## Instructions to follow:
Copy out everything from the start of the listing below down to the line containing "svg-text:20: 20 <box>93 40 103 50</box>", keeping every character the same.

Start of Data

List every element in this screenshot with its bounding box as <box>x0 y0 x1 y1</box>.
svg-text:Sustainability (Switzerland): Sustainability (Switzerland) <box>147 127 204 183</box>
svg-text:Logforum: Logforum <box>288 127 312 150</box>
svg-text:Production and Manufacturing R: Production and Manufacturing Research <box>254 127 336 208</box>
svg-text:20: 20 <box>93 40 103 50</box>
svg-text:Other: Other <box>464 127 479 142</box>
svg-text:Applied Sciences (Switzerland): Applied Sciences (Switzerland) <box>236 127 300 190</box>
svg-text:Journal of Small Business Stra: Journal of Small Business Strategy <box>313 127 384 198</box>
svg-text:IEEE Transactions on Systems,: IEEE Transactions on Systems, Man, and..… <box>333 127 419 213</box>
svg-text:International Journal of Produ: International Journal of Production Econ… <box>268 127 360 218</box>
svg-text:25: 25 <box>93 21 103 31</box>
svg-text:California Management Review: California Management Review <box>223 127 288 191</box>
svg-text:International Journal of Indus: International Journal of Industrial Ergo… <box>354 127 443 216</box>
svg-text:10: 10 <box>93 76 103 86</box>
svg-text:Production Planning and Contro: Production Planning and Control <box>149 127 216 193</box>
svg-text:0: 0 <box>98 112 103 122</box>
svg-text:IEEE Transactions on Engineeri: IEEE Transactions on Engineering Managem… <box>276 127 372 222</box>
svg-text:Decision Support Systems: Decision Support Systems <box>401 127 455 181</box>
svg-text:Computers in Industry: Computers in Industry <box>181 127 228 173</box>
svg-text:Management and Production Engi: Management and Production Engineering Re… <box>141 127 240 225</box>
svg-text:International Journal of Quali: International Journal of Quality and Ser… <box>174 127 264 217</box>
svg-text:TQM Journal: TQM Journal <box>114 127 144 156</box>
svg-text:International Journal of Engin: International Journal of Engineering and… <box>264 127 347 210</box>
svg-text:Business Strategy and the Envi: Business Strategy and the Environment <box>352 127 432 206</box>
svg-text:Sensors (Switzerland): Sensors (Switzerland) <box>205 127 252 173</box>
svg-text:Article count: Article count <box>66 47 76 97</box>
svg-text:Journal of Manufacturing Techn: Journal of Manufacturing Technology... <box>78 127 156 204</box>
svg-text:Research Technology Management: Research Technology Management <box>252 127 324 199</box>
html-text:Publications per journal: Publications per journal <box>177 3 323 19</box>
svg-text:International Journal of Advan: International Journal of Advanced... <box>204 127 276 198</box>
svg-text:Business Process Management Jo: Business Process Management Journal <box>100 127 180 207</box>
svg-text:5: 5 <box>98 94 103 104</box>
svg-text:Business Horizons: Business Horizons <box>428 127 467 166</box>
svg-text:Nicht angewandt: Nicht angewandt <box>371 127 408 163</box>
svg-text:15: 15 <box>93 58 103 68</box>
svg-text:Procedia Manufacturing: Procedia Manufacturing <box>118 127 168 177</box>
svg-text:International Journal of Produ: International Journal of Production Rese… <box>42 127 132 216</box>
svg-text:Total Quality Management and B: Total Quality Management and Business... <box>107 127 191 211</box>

End of Data

## Response to the task:
List every element in this screenshot with its bounding box as <box>x0 y0 x1 y1</box>.
svg-text:Sustainability (Switzerland): Sustainability (Switzerland) <box>147 127 204 183</box>
svg-text:Logforum: Logforum <box>288 127 312 150</box>
svg-text:Production and Manufacturing R: Production and Manufacturing Research <box>254 127 336 208</box>
svg-text:20: 20 <box>93 40 103 50</box>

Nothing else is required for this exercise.